WHAT IS BEING ASKED:
In the passage on routing electrical energy, how does electrical energy typically flow in traditional systems?

SELECTED EXTRACT:
---*---

The internet consists of many interconnected Autonomous Systems. These are individually managed networks with different architectures, topologies and capacities, which are connected through so-called Border Routers. Within Autonomous Systems, individual systems, called Nodes, are connected through ordinary Routers. It is these fundamental design elements of the internet which we will reapply within the context of routing electrical energy.
Routing electrical energy
In traditional systems electrical energy is distributed top-down, from a few large power plants producing energy at immense voltages down to many small houses and electricity sockets. In these situations electrical energy typically flows in a single direction, from high-voltage generation down to medium-voltage distribution down to consumption.
In distributed production scenario’s, where decentralized microgeneration is the main source of energy, this is not so straight forward and energy can essentially flow in any direction. But how to get the right amount of energy in the right place, how to assure that enough energy is available and how to assure that an outage in one side of the net does not take the rest of the net with it?
The Energy Router
Meet the Energy Router, an semi-autonomous agent able to control and measure the flow of electrical energy between and within Nodes, which represent individual units of consumption, storage and production (like households, buildings or administrative units). It essentially forms the border point between the Internal Network working on a lower voltage and the microgrid. The task of the Energy Router is to regulate demand and supply of energy, co-maintaining the grid’s stability as well as that of the Internal Network.
The Energy Router gathers data and controls energy sources like Maximum Power Point Trackers (MPPT) for solar panels, Battery Management Systems (BMS) and communicates directly with appliances or their power supplies as well as the Energy Router’s of other Nodes.
While being internet-connected the Energy Router essentially performs its tasks without, communicating with other Energy Routers by changing voltages. However, when an internet-connection is provided the Energy Routers in a network form an intelligent multi-agent system. Collectively, the routers are able to optimize storage, supply and demand by negotiating current and future (predicted) requirements and availability of energy as well as integrating external information such as weather data from third parties.
The Autonomous System
On the Internet, an Autonomous System is an independently managed network and in The Internet of Energy this is much the same: Interconnected Nodes form Autonomous Systems that are opaque to the outside world and will function regardless of and autonomous from it.
An Autonomous System is made up of interconnected Energy Routers. Most of these connect full Nodes with an Internal Network, others will directly connect storage or generation capacity and yet others might have the task of Border Router, connecting an Autonomous System to other Autonomous Systems or to the legacy grid.

---*---

DATA LINES:
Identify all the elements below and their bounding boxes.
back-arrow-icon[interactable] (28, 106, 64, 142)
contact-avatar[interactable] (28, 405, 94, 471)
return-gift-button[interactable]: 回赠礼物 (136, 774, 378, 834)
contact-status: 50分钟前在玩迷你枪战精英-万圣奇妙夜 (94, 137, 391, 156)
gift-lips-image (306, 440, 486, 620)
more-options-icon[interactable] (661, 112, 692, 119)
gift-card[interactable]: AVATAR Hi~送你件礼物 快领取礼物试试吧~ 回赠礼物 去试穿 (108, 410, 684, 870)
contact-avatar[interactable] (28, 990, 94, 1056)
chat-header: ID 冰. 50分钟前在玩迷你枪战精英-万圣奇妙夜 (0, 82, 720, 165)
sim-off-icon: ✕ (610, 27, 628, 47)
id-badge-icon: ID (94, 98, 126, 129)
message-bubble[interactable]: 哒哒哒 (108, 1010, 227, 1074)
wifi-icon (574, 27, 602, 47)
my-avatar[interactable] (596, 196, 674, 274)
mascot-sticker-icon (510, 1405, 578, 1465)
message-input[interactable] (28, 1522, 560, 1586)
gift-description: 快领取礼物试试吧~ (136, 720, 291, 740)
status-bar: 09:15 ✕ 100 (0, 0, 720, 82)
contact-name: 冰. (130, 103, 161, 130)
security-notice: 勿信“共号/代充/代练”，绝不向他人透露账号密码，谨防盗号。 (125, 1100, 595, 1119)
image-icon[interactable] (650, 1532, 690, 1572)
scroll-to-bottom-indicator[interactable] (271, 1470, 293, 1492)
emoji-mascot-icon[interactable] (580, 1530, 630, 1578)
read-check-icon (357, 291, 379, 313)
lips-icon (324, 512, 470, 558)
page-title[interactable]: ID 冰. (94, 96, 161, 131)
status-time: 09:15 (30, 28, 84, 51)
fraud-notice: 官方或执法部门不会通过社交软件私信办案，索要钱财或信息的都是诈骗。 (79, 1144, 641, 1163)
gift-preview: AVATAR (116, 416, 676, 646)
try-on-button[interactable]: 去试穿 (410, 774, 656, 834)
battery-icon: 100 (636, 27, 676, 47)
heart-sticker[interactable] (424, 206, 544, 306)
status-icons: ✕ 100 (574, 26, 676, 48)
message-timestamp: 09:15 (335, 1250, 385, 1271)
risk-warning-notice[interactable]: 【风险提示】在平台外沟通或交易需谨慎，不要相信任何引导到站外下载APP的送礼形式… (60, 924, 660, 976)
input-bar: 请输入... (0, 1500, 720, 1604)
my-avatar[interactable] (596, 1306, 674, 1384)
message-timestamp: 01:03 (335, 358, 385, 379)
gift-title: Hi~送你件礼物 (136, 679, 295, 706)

---*---

FULL ANSWER:
It flows in a single direction, from high-voltage generation down to medium-voltage distribution down to consumption.